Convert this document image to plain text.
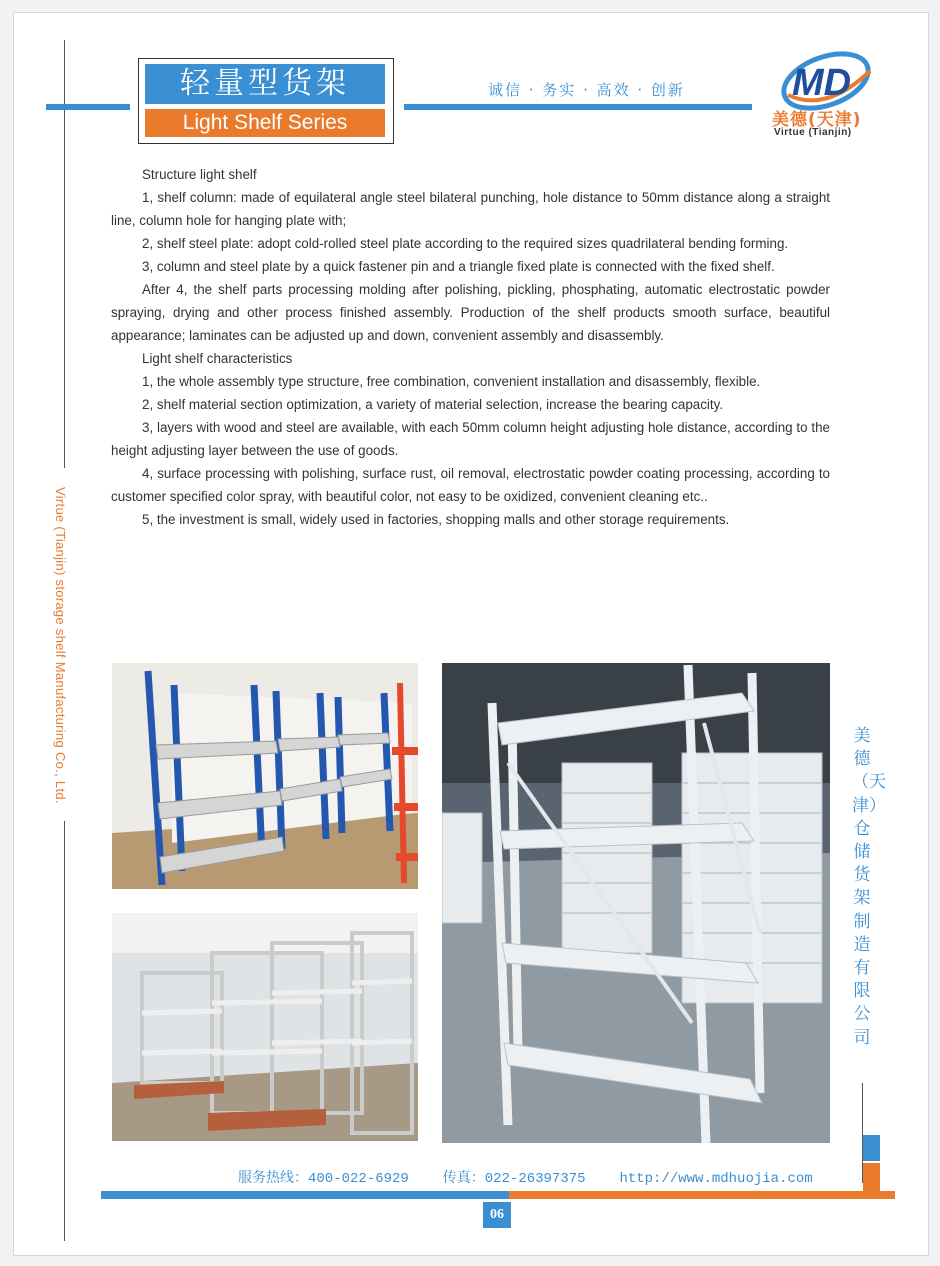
轻量型货架
Light Shelf Series
诚信 · 务实 · 高效 · 创新	MD
美德(天津)
Virtue (Tianjin)

Structure light shelf

1, shelf column: made of equilateral angle steel bilateral punching, hole distance to 50mm distance along a straight line, column hole for hanging plate with;

2, shelf steel plate: adopt cold-rolled steel plate according to the required sizes quadrilateral bending forming.

3, column and steel plate by a quick fastener pin and a triangle fixed plate is connected with the fixed shelf.

After 4, the shelf parts processing molding after polishing, pickling, phosphating, automatic electrostatic powder spraying, drying and other process finished assembly. Production of the shelf products smooth surface, beautiful appearance; laminates can be adjusted up and down, convenient assembly and disassembly.

Light shelf characteristics

1, the whole assembly type structure, free combination, convenient installation and disassembly, flexible.

2, shelf material section optimization, a variety of material selection, increase the bearing capacity.

3, layers with wood and steel are available, with each 50mm column height adjusting hole distance, according to the height adjusting layer between the use of goods.

4, surface processing with polishing, surface rust, oil removal, electrostatic powder coating processing, according to customer specified color spray, with beautiful color, not easy to be oxidized, convenient cleaning etc..

5, the investment is small, widely used in factories, shopping malls and other storage requirements.

Virtue (Tianjin) storage shelf Manufacturing Co., Ltd.	美德（天津）仓储货架制造有限公司
服务热线：400-022-6929 传真：022-26397375 http://www.mdhuojia.com
06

------------------------------------------------------------

**Direction**
From the listing above, collect every line that mentions the word "Virtue".

**Written solution**
Virtue (Tianjin)
Virtue (Tianjin) storage shelf Manufacturing Co., Ltd.	美德（天津）仓储货架制造有限公司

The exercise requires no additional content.